SET PROBLEM:
Each record below should appear again exactly as written.

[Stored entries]
'''
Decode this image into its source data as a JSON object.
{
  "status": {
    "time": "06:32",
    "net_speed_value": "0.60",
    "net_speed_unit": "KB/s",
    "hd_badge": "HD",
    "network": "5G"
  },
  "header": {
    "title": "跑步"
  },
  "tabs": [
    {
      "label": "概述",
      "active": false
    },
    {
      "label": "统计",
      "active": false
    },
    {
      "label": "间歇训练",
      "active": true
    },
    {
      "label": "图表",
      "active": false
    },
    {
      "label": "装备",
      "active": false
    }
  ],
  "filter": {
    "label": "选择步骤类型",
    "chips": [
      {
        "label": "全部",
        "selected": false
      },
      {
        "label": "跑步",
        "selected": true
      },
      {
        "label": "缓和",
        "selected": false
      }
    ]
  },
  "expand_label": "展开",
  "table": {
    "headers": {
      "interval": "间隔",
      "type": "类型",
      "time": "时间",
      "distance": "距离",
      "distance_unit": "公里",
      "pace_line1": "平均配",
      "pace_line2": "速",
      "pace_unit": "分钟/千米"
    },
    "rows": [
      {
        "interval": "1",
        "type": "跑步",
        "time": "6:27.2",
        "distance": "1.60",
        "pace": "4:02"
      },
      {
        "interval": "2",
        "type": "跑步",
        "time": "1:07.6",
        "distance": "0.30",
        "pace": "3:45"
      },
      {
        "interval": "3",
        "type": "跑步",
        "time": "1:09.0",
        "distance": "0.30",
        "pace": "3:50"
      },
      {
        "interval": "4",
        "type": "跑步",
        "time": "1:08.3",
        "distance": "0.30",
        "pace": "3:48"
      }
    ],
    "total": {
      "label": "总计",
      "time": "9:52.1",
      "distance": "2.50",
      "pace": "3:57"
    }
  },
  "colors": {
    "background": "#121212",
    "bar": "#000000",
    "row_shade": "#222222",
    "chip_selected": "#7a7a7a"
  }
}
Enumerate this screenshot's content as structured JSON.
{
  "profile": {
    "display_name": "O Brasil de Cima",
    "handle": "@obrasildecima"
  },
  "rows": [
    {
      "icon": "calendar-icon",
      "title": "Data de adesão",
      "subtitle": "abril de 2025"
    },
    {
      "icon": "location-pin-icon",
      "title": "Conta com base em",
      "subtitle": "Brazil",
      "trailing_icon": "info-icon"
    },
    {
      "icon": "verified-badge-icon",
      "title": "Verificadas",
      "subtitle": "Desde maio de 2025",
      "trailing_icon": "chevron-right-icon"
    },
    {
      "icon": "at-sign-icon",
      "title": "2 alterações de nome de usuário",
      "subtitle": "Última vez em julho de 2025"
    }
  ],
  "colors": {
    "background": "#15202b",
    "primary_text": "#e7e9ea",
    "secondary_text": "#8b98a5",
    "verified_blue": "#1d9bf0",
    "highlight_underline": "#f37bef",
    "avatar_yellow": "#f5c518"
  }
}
'''
RESULT:
Decode this image into its source data as a JSON object.
{
  "status": {
    "time": "06:32",
    "net_speed_value": "0.60",
    "net_speed_unit": "KB/s",
    "hd_badge": "HD",
    "network": "5G"
  },
  "header": {
    "title": "跑步"
  },
  "tabs": [
    {
      "label": "概述",
      "active": false
    },
    {
      "label": "统计",
      "active": false
    },
    {
      "label": "间歇训练",
      "active": true
    },
    {
      "label": "图表",
      "active": false
    },
    {
      "label": "装备",
      "active": false
    }
  ],
  "filter": {
    "label": "选择步骤类型",
    "chips": [
      {
        "label": "全部",
        "selected": false
      },
      {
        "label": "跑步",
        "selected": true
      },
      {
        "label": "缓和",
        "selected": false
      }
    ]
  },
  "expand_label": "展开",
  "table": {
    "headers": {
      "interval": "间隔",
      "type": "类型",
      "time": "时间",
      "distance": "距离",
      "distance_unit": "公里",
      "pace_line1": "平均配",
      "pace_line2": "速",
      "pace_unit": "分钟/千米"
    },
    "rows": [
      {
        "interval": "1",
        "type": "跑步",
        "time": "6:27.2",
        "distance": "1.60",
        "pace": "4:02"
      },
      {
        "interval": "2",
        "type": "跑步",
        "time": "1:07.6",
        "distance": "0.30",
        "pace": "3:45"
      },
      {
        "interval": "3",
        "type": "跑步",
        "time": "1:09.0",
        "distance": "0.30",
        "pace": "3:50"
      },
      {
        "interval": "4",
        "type": "跑步",
        "time": "1:08.3",
        "distance": "0.30",
        "pace": "3:48"
      }
    ],
    "total": {
      "label": "总计",
      "time": "9:52.1",
      "distance": "2.50",
      "pace": "3:57"
    }
  },
  "colors": {
    "background": "#121212",
    "bar": "#000000",
    "row_shade": "#222222",
    "chip_selected": "#7a7a7a"
  }
}
Enumerate this screenshot's content as structured JSON.
{
  "profile": {
    "display_name": "O Brasil de Cima",
    "handle": "@obrasildecima"
  },
  "rows": [
    {
      "icon": "calendar-icon",
      "title": "Data de adesão",
      "subtitle": "abril de 2025"
    },
    {
      "icon": "location-pin-icon",
      "title": "Conta com base em",
      "subtitle": "Brazil",
      "trailing_icon": "info-icon"
    },
    {
      "icon": "verified-badge-icon",
      "title": "Verificadas",
      "subtitle": "Desde maio de 2025",
      "trailing_icon": "chevron-right-icon"
    },
    {
      "icon": "at-sign-icon",
      "title": "2 alterações de nome de usuário",
      "subtitle": "Última vez em julho de 2025"
    }
  ],
  "colors": {
    "background": "#15202b",
    "primary_text": "#e7e9ea",
    "secondary_text": "#8b98a5",
    "verified_blue": "#1d9bf0",
    "highlight_underline": "#f37bef",
    "avatar_yellow": "#f5c518"
  }
}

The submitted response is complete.